--- Entries supplied ---

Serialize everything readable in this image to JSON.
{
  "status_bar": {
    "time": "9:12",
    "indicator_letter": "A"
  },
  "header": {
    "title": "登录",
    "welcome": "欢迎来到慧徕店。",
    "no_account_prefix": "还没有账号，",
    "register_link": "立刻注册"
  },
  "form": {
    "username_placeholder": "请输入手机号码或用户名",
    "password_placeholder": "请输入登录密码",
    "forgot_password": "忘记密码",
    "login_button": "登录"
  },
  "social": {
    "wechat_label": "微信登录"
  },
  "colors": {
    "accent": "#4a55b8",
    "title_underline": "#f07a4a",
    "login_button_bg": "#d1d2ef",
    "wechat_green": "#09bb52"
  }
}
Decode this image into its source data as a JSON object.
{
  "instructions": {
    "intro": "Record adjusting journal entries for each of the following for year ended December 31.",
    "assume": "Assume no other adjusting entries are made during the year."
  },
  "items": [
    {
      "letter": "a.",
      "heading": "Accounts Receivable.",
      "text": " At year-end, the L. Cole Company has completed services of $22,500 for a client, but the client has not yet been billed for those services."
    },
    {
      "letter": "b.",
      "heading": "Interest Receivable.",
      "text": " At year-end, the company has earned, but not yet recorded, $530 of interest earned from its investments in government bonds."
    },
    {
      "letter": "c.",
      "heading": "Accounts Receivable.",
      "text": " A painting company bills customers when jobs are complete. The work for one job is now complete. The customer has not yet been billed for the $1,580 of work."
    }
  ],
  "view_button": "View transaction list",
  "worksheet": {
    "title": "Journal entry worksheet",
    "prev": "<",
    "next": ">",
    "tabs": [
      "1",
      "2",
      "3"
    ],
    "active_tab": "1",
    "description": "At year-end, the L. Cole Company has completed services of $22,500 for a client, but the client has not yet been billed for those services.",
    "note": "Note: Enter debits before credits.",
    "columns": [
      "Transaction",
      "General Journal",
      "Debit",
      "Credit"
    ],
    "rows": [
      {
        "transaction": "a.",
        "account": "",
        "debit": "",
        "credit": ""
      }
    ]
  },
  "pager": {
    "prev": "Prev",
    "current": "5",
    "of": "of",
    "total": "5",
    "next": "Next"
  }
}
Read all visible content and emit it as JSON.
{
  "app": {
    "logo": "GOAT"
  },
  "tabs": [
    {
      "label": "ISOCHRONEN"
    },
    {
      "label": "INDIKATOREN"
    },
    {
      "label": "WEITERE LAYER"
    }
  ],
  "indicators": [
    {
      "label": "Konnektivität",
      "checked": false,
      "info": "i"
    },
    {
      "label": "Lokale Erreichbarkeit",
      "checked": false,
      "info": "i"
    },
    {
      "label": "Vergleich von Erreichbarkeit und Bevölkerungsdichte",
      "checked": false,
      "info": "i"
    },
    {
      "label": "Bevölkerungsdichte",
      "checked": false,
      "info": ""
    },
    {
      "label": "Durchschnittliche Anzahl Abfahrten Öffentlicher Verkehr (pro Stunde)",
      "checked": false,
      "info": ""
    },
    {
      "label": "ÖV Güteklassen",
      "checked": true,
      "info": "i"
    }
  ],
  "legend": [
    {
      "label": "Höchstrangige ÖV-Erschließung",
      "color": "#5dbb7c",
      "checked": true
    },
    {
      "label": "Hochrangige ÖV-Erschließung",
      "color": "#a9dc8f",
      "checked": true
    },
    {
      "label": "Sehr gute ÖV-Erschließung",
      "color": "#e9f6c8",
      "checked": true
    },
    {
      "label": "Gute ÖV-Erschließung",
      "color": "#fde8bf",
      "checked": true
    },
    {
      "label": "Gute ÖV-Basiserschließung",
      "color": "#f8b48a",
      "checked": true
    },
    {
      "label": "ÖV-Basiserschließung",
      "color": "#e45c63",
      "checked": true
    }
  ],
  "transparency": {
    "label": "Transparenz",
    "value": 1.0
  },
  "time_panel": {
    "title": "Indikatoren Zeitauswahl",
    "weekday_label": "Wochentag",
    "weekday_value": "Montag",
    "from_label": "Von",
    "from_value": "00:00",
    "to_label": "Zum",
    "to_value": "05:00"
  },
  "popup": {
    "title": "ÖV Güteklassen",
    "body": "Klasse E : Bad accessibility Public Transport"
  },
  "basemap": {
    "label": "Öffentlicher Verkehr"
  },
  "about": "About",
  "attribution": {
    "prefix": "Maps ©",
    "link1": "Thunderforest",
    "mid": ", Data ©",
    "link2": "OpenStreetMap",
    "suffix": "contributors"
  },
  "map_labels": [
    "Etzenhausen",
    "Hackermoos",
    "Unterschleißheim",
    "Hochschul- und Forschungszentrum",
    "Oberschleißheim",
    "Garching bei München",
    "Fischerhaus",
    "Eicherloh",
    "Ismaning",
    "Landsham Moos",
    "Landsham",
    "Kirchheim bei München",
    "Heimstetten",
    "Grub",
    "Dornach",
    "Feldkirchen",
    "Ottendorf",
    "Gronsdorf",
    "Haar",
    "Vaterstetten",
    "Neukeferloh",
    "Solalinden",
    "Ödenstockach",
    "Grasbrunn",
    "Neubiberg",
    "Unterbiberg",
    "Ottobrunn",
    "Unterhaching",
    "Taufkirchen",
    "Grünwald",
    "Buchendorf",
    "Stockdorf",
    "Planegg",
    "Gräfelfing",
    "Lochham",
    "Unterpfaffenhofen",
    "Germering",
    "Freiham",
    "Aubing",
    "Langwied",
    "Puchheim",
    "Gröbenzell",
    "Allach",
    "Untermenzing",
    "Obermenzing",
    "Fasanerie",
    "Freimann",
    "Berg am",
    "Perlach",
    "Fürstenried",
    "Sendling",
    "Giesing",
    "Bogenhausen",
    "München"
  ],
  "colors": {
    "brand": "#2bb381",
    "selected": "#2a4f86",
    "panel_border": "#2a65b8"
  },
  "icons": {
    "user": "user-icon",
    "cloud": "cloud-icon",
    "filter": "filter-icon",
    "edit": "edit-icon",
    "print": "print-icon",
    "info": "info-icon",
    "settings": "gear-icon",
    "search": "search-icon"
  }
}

---

*Task goal*
From the entries above, select each line containing the string "image".

*The response*
Serialize everything readable in this image to JSON.
Decode this image into its source data as a JSON object.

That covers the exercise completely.